Stated problem ▸ Write out each of the following entries again line for line, with no changes.

Spatial annotation entries
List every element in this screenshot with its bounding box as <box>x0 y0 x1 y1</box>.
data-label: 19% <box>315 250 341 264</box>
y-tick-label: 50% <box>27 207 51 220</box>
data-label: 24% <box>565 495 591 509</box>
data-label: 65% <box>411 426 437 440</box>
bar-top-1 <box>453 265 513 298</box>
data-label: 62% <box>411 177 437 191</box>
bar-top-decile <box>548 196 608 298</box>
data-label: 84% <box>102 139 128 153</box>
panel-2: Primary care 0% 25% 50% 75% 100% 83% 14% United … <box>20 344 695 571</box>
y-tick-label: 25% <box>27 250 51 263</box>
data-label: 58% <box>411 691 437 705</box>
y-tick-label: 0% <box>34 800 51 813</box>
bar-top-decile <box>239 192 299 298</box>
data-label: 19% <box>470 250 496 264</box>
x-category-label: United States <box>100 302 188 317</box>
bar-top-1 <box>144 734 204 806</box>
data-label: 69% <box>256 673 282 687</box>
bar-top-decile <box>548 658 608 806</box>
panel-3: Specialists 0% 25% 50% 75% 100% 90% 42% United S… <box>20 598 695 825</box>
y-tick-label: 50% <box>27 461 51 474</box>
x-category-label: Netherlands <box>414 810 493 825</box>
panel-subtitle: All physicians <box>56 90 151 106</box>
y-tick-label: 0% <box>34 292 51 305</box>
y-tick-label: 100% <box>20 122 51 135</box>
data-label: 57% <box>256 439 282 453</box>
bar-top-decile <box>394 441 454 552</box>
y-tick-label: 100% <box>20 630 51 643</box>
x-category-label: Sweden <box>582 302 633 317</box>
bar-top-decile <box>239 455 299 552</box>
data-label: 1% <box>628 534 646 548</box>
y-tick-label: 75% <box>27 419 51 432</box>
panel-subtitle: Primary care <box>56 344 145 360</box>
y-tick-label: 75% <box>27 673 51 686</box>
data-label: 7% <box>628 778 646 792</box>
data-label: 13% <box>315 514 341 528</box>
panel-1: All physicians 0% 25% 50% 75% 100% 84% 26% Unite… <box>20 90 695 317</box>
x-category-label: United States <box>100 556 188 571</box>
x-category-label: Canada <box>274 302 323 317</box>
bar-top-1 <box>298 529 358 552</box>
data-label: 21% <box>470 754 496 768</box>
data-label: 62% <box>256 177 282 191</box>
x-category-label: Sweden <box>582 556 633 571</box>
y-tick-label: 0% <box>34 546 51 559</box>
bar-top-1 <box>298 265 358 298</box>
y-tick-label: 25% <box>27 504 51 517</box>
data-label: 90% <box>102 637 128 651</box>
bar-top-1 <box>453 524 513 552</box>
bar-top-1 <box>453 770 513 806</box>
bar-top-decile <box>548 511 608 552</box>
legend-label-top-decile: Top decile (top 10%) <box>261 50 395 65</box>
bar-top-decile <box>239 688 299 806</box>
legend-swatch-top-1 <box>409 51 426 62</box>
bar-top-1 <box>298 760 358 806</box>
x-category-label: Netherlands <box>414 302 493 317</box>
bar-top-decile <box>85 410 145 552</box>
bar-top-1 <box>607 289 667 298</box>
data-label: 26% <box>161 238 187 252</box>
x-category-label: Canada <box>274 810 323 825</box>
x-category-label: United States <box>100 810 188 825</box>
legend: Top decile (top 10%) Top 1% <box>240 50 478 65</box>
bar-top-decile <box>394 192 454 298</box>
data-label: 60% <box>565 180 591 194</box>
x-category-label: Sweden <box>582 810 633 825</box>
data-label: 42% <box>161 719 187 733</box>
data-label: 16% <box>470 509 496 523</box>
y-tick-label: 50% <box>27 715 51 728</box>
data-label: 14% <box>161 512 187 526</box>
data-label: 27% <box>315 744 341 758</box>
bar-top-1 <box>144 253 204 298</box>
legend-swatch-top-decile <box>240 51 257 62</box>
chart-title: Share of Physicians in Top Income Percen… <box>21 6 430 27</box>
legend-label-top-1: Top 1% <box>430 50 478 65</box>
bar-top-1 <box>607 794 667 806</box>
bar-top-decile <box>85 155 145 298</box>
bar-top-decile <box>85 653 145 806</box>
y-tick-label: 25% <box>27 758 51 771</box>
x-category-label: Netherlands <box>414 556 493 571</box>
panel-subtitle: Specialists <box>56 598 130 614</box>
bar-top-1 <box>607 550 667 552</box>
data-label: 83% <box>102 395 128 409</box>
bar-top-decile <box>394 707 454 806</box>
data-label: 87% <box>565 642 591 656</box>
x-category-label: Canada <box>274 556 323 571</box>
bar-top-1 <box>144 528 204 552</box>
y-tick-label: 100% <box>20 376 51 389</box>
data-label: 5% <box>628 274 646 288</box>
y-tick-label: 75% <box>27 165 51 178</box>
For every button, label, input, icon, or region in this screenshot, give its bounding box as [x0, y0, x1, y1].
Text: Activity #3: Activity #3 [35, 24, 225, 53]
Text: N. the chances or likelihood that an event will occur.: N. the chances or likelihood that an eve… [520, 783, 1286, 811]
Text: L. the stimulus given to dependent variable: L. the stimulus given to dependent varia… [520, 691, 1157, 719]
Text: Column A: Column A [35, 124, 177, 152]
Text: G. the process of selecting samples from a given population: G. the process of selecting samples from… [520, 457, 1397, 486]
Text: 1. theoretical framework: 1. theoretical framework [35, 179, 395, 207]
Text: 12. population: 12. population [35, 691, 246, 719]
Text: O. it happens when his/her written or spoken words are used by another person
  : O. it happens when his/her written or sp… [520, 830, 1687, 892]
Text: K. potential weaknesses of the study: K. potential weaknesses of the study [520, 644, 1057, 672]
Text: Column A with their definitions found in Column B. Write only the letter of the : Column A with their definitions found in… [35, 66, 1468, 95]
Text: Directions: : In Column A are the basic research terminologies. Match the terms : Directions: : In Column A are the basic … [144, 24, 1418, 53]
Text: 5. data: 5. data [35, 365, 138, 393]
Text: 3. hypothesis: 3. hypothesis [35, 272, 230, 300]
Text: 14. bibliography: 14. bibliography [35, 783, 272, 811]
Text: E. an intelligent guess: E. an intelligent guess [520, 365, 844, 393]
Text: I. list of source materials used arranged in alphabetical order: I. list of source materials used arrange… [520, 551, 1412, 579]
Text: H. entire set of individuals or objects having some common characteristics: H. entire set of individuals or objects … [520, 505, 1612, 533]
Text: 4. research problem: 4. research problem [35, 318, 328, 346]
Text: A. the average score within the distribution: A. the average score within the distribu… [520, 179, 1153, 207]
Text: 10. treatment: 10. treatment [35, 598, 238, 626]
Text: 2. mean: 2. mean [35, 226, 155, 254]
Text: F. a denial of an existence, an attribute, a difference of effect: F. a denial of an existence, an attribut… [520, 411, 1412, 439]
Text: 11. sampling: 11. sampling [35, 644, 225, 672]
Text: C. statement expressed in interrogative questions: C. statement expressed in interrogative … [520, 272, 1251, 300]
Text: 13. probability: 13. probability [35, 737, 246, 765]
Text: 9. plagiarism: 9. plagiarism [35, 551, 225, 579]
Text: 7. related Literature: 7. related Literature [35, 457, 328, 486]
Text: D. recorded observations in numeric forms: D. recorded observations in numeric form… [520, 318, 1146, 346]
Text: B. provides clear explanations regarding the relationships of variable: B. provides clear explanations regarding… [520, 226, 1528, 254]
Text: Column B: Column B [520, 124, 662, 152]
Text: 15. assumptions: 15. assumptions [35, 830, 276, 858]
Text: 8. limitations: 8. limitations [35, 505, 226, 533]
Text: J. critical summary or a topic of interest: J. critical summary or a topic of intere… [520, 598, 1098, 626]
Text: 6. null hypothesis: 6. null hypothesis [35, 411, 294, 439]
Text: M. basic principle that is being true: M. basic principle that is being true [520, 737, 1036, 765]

Answer to the exercise ▸
List every element in this screenshot with its bounding box as <box>x0 y0 x1 y1</box>.
data-label: 19% <box>315 250 341 264</box>
y-tick-label: 50% <box>27 207 51 220</box>
data-label: 24% <box>565 495 591 509</box>
data-label: 65% <box>411 426 437 440</box>
bar-top-1 <box>453 265 513 298</box>
data-label: 62% <box>411 177 437 191</box>
bar-top-decile <box>548 196 608 298</box>
data-label: 84% <box>102 139 128 153</box>
panel-2: Primary care 0% 25% 50% 75% 100% 83% 14% United … <box>20 344 695 571</box>
y-tick-label: 25% <box>27 250 51 263</box>
data-label: 58% <box>411 691 437 705</box>
y-tick-label: 0% <box>34 800 51 813</box>
bar-top-decile <box>239 192 299 298</box>
data-label: 19% <box>470 250 496 264</box>
x-category-label: United States <box>100 302 188 317</box>
bar-top-1 <box>144 734 204 806</box>
data-label: 69% <box>256 673 282 687</box>
bar-top-decile <box>548 658 608 806</box>
panel-3: Specialists 0% 25% 50% 75% 100% 90% 42% United S… <box>20 598 695 825</box>
y-tick-label: 50% <box>27 461 51 474</box>
x-category-label: Netherlands <box>414 810 493 825</box>
panel-subtitle: All physicians <box>56 90 151 106</box>
y-tick-label: 0% <box>34 292 51 305</box>
y-tick-label: 100% <box>20 122 51 135</box>
data-label: 57% <box>256 439 282 453</box>
bar-top-decile <box>394 441 454 552</box>
y-tick-label: 100% <box>20 630 51 643</box>
x-category-label: Sweden <box>582 302 633 317</box>
bar-top-decile <box>239 455 299 552</box>
data-label: 1% <box>628 534 646 548</box>
y-tick-label: 75% <box>27 419 51 432</box>
panel-subtitle: Primary care <box>56 344 145 360</box>
y-tick-label: 75% <box>27 673 51 686</box>
data-label: 7% <box>628 778 646 792</box>
data-label: 13% <box>315 514 341 528</box>
panel-1: All physicians 0% 25% 50% 75% 100% 84% 26% Unite… <box>20 90 695 317</box>
x-category-label: United States <box>100 556 188 571</box>
x-category-label: Canada <box>274 302 323 317</box>
bar-top-1 <box>298 529 358 552</box>
data-label: 21% <box>470 754 496 768</box>
data-label: 62% <box>256 177 282 191</box>
x-category-label: Sweden <box>582 556 633 571</box>
y-tick-label: 0% <box>34 546 51 559</box>
bar-top-1 <box>298 265 358 298</box>
y-tick-label: 25% <box>27 504 51 517</box>
data-label: 90% <box>102 637 128 651</box>
bar-top-1 <box>453 524 513 552</box>
bar-top-1 <box>453 770 513 806</box>
bar-top-decile <box>548 511 608 552</box>
legend-label-top-decile: Top decile (top 10%) <box>261 50 395 65</box>
bar-top-decile <box>239 688 299 806</box>
legend-swatch-top-1 <box>409 51 426 62</box>
bar-top-1 <box>298 760 358 806</box>
x-category-label: Netherlands <box>414 302 493 317</box>
bar-top-decile <box>85 410 145 552</box>
bar-top-1 <box>607 289 667 298</box>
data-label: 26% <box>161 238 187 252</box>
x-category-label: Canada <box>274 810 323 825</box>
x-category-label: United States <box>100 810 188 825</box>
legend: Top decile (top 10%) Top 1% <box>240 50 478 65</box>
bar-top-decile <box>394 192 454 298</box>
data-label: 60% <box>565 180 591 194</box>
x-category-label: Sweden <box>582 810 633 825</box>
data-label: 42% <box>161 719 187 733</box>
data-label: 16% <box>470 509 496 523</box>
y-tick-label: 50% <box>27 715 51 728</box>
data-label: 14% <box>161 512 187 526</box>
data-label: 27% <box>315 744 341 758</box>
bar-top-1 <box>144 253 204 298</box>
legend-swatch-top-decile <box>240 51 257 62</box>
chart-title: Share of Physicians in Top Income Percen… <box>21 6 430 27</box>
legend-label-top-1: Top 1% <box>430 50 478 65</box>
bar-top-1 <box>607 794 667 806</box>
bar-top-decile <box>85 155 145 298</box>
bar-top-decile <box>85 653 145 806</box>
y-tick-label: 25% <box>27 758 51 771</box>
x-category-label: Netherlands <box>414 556 493 571</box>
panel-subtitle: Specialists <box>56 598 130 614</box>
bar-top-1 <box>607 550 667 552</box>
data-label: 83% <box>102 395 128 409</box>
bar-top-decile <box>394 707 454 806</box>
data-label: 87% <box>565 642 591 656</box>
x-category-label: Canada <box>274 556 323 571</box>
bar-top-1 <box>144 528 204 552</box>
y-tick-label: 100% <box>20 376 51 389</box>
data-label: 5% <box>628 274 646 288</box>
y-tick-label: 75% <box>27 165 51 178</box>
For every button, label, input, icon, or region in this screenshot, give its bounding box as [x0, y0, x1, y1].
Text: Activity #3: Activity #3 [35, 24, 225, 53]
Text: N. the chances or likelihood that an event will occur.: N. the chances or likelihood that an eve… [520, 783, 1286, 811]
Text: L. the stimulus given to dependent variable: L. the stimulus given to dependent varia… [520, 691, 1157, 719]
Text: Column A: Column A [35, 124, 177, 152]
Text: G. the process of selecting samples from a given population: G. the process of selecting samples from… [520, 457, 1397, 486]
Text: 1. theoretical framework: 1. theoretical framework [35, 179, 395, 207]
Text: 12. population: 12. population [35, 691, 246, 719]
Text: O. it happens when his/her written or spoken words are used by another person
  : O. it happens when his/her written or sp… [520, 830, 1687, 892]
Text: K. potential weaknesses of the study: K. potential weaknesses of the study [520, 644, 1057, 672]
Text: Column A with their definitions found in Column B. Write only the letter of the : Column A with their definitions found in… [35, 66, 1468, 95]
Text: Directions: : In Column A are the basic research terminologies. Match the terms : Directions: : In Column A are the basic … [144, 24, 1418, 53]
Text: 5. data: 5. data [35, 365, 138, 393]
Text: 3. hypothesis: 3. hypothesis [35, 272, 230, 300]
Text: 14. bibliography: 14. bibliography [35, 783, 272, 811]
Text: E. an intelligent guess: E. an intelligent guess [520, 365, 844, 393]
Text: I. list of source materials used arranged in alphabetical order: I. list of source materials used arrange… [520, 551, 1412, 579]
Text: H. entire set of individuals or objects having some common characteristics: H. entire set of individuals or objects … [520, 505, 1612, 533]
Text: 4. research problem: 4. research problem [35, 318, 328, 346]
Text: A. the average score within the distribution: A. the average score within the distribu… [520, 179, 1153, 207]
Text: 10. treatment: 10. treatment [35, 598, 238, 626]
Text: 2. mean: 2. mean [35, 226, 155, 254]
Text: F. a denial of an existence, an attribute, a difference of effect: F. a denial of an existence, an attribut… [520, 411, 1412, 439]
Text: 11. sampling: 11. sampling [35, 644, 225, 672]
Text: C. statement expressed in interrogative questions: C. statement expressed in interrogative … [520, 272, 1251, 300]
Text: 13. probability: 13. probability [35, 737, 246, 765]
Text: 9. plagiarism: 9. plagiarism [35, 551, 225, 579]
Text: 7. related Literature: 7. related Literature [35, 457, 328, 486]
Text: D. recorded observations in numeric forms: D. recorded observations in numeric form… [520, 318, 1146, 346]
Text: B. provides clear explanations regarding the relationships of variable: B. provides clear explanations regarding… [520, 226, 1528, 254]
Text: Column B: Column B [520, 124, 662, 152]
Text: 15. assumptions: 15. assumptions [35, 830, 276, 858]
Text: 8. limitations: 8. limitations [35, 505, 226, 533]
Text: J. critical summary or a topic of interest: J. critical summary or a topic of intere… [520, 598, 1098, 626]
Text: 6. null hypothesis: 6. null hypothesis [35, 411, 294, 439]
Text: M. basic principle that is being true: M. basic principle that is being true [520, 737, 1036, 765]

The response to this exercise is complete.